start

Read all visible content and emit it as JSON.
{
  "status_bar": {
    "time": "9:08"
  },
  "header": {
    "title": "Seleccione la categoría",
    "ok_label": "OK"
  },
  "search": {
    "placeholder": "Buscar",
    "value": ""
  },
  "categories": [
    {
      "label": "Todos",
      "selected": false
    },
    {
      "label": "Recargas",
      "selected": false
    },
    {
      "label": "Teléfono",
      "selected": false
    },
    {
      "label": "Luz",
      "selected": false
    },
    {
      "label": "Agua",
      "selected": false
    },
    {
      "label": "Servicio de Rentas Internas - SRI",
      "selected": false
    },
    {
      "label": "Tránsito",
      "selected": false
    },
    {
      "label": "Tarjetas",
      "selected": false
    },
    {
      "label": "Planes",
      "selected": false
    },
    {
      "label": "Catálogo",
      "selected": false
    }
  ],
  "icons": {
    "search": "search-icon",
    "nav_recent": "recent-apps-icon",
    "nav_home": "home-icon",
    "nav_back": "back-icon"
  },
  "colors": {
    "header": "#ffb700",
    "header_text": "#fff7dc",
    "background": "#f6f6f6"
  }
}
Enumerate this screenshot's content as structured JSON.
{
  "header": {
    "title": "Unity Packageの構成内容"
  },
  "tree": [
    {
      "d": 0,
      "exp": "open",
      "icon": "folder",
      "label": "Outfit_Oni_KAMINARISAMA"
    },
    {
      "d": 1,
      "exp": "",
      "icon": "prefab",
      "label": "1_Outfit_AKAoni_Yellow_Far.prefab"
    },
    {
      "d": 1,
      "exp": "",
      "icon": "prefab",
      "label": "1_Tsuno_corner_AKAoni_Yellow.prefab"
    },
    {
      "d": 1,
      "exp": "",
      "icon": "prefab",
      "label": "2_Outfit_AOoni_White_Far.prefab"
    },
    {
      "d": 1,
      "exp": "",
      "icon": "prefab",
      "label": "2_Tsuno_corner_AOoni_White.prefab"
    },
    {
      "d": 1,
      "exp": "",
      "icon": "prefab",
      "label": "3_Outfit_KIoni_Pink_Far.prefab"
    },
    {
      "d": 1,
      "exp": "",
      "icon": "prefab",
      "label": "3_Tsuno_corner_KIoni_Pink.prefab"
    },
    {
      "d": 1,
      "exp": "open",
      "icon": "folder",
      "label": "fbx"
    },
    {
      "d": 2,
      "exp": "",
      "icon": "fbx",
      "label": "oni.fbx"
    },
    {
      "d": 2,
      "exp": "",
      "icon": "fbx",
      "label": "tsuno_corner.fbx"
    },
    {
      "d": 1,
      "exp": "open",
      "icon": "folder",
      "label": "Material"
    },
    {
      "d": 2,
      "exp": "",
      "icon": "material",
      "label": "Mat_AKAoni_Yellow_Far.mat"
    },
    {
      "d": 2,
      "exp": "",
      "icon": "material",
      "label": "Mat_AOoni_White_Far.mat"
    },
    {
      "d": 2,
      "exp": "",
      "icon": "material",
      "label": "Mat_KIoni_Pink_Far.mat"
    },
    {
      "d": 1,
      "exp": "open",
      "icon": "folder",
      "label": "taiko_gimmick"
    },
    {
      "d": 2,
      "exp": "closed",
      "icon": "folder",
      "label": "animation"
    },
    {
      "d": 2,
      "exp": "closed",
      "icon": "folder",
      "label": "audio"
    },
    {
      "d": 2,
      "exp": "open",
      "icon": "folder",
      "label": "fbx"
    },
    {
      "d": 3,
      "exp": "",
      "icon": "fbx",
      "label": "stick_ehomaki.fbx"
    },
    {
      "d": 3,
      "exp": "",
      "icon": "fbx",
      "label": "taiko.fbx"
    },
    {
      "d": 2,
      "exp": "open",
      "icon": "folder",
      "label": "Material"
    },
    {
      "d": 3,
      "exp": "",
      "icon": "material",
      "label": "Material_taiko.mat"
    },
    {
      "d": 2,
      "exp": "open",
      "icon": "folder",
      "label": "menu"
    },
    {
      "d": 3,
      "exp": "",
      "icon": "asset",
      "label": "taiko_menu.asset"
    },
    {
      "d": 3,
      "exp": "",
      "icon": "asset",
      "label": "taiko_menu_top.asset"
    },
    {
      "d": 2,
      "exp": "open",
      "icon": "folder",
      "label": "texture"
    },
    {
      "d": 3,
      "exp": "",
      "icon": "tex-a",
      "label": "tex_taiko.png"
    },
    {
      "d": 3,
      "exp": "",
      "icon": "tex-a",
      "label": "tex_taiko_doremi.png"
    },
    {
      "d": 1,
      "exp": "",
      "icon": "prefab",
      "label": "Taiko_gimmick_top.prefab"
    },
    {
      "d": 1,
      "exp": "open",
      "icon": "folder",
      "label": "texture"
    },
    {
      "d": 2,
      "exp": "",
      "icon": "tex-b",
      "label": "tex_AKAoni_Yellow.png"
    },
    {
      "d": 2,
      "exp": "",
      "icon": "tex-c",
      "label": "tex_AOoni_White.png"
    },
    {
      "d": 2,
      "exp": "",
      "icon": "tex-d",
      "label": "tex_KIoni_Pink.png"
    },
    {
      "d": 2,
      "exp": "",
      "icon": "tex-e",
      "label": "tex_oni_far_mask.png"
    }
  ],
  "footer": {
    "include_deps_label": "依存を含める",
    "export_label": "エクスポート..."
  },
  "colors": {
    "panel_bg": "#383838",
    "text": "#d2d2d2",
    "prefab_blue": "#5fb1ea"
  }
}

end

OBJECTIVE – Quote the data in full, keeping each word unchanged.

WRITTEN SOLUTION –
Read all visible content and emit it as JSON.
{
  "status_bar": {
    "time": "9:08"
  },
  "header": {
    "title": "Seleccione la categoría",
    "ok_label": "OK"
  },
  "search": {
    "placeholder": "Buscar",
    "value": ""
  },
  "categories": [
    {
      "label": "Todos",
      "selected": false
    },
    {
      "label": "Recargas",
      "selected": false
    },
    {
      "label": "Teléfono",
      "selected": false
    },
    {
      "label": "Luz",
      "selected": false
    },
    {
      "label": "Agua",
      "selected": false
    },
    {
      "label": "Servicio de Rentas Internas - SRI",
      "selected": false
    },
    {
      "label": "Tránsito",
      "selected": false
    },
    {
      "label": "Tarjetas",
      "selected": false
    },
    {
      "label": "Planes",
      "selected": false
    },
    {
      "label": "Catálogo",
      "selected": false
    }
  ],
  "icons": {
    "search": "search-icon",
    "nav_recent": "recent-apps-icon",
    "nav_home": "home-icon",
    "nav_back": "back-icon"
  },
  "colors": {
    "header": "#ffb700",
    "header_text": "#fff7dc",
    "background": "#f6f6f6"
  }
}
Enumerate this screenshot's content as structured JSON.
{
  "header": {
    "title": "Unity Packageの構成内容"
  },
  "tree": [
    {
      "d": 0,
      "exp": "open",
      "icon": "folder",
      "label": "Outfit_Oni_KAMINARISAMA"
    },
    {
      "d": 1,
      "exp": "",
      "icon": "prefab",
      "label": "1_Outfit_AKAoni_Yellow_Far.prefab"
    },
    {
      "d": 1,
      "exp": "",
      "icon": "prefab",
      "label": "1_Tsuno_corner_AKAoni_Yellow.prefab"
    },
    {
      "d": 1,
      "exp": "",
      "icon": "prefab",
      "label": "2_Outfit_AOoni_White_Far.prefab"
    },
    {
      "d": 1,
      "exp": "",
      "icon": "prefab",
      "label": "2_Tsuno_corner_AOoni_White.prefab"
    },
    {
      "d": 1,
      "exp": "",
      "icon": "prefab",
      "label": "3_Outfit_KIoni_Pink_Far.prefab"
    },
    {
      "d": 1,
      "exp": "",
      "icon": "prefab",
      "label": "3_Tsuno_corner_KIoni_Pink.prefab"
    },
    {
      "d": 1,
      "exp": "open",
      "icon": "folder",
      "label": "fbx"
    },
    {
      "d": 2,
      "exp": "",
      "icon": "fbx",
      "label": "oni.fbx"
    },
    {
      "d": 2,
      "exp": "",
      "icon": "fbx",
      "label": "tsuno_corner.fbx"
    },
    {
      "d": 1,
      "exp": "open",
      "icon": "folder",
      "label": "Material"
    },
    {
      "d": 2,
      "exp": "",
      "icon": "material",
      "label": "Mat_AKAoni_Yellow_Far.mat"
    },
    {
      "d": 2,
      "exp": "",
      "icon": "material",
      "label": "Mat_AOoni_White_Far.mat"
    },
    {
      "d": 2,
      "exp": "",
      "icon": "material",
      "label": "Mat_KIoni_Pink_Far.mat"
    },
    {
      "d": 1,
      "exp": "open",
      "icon": "folder",
      "label": "taiko_gimmick"
    },
    {
      "d": 2,
      "exp": "closed",
      "icon": "folder",
      "label": "animation"
    },
    {
      "d": 2,
      "exp": "closed",
      "icon": "folder",
      "label": "audio"
    },
    {
      "d": 2,
      "exp": "open",
      "icon": "folder",
      "label": "fbx"
    },
    {
      "d": 3,
      "exp": "",
      "icon": "fbx",
      "label": "stick_ehomaki.fbx"
    },
    {
      "d": 3,
      "exp": "",
      "icon": "fbx",
      "label": "taiko.fbx"
    },
    {
      "d": 2,
      "exp": "open",
      "icon": "folder",
      "label": "Material"
    },
    {
      "d": 3,
      "exp": "",
      "icon": "material",
      "label": "Material_taiko.mat"
    },
    {
      "d": 2,
      "exp": "open",
      "icon": "folder",
      "label": "menu"
    },
    {
      "d": 3,
      "exp": "",
      "icon": "asset",
      "label": "taiko_menu.asset"
    },
    {
      "d": 3,
      "exp": "",
      "icon": "asset",
      "label": "taiko_menu_top.asset"
    },
    {
      "d": 2,
      "exp": "open",
      "icon": "folder",
      "label": "texture"
    },
    {
      "d": 3,
      "exp": "",
      "icon": "tex-a",
      "label": "tex_taiko.png"
    },
    {
      "d": 3,
      "exp": "",
      "icon": "tex-a",
      "label": "tex_taiko_doremi.png"
    },
    {
      "d": 1,
      "exp": "",
      "icon": "prefab",
      "label": "Taiko_gimmick_top.prefab"
    },
    {
      "d": 1,
      "exp": "open",
      "icon": "folder",
      "label": "texture"
    },
    {
      "d": 2,
      "exp": "",
      "icon": "tex-b",
      "label": "tex_AKAoni_Yellow.png"
    },
    {
      "d": 2,
      "exp": "",
      "icon": "tex-c",
      "label": "tex_AOoni_White.png"
    },
    {
      "d": 2,
      "exp": "",
      "icon": "tex-d",
      "label": "tex_KIoni_Pink.png"
    },
    {
      "d": 2,
      "exp": "",
      "icon": "tex-e",
      "label": "tex_oni_far_mask.png"
    }
  ],
  "footer": {
    "include_deps_label": "依存を含める",
    "export_label": "エクスポート..."
  },
  "colors": {
    "panel_bg": "#383838",
    "text": "#d2d2d2",
    "prefab_blue": "#5fb1ea"
  }
}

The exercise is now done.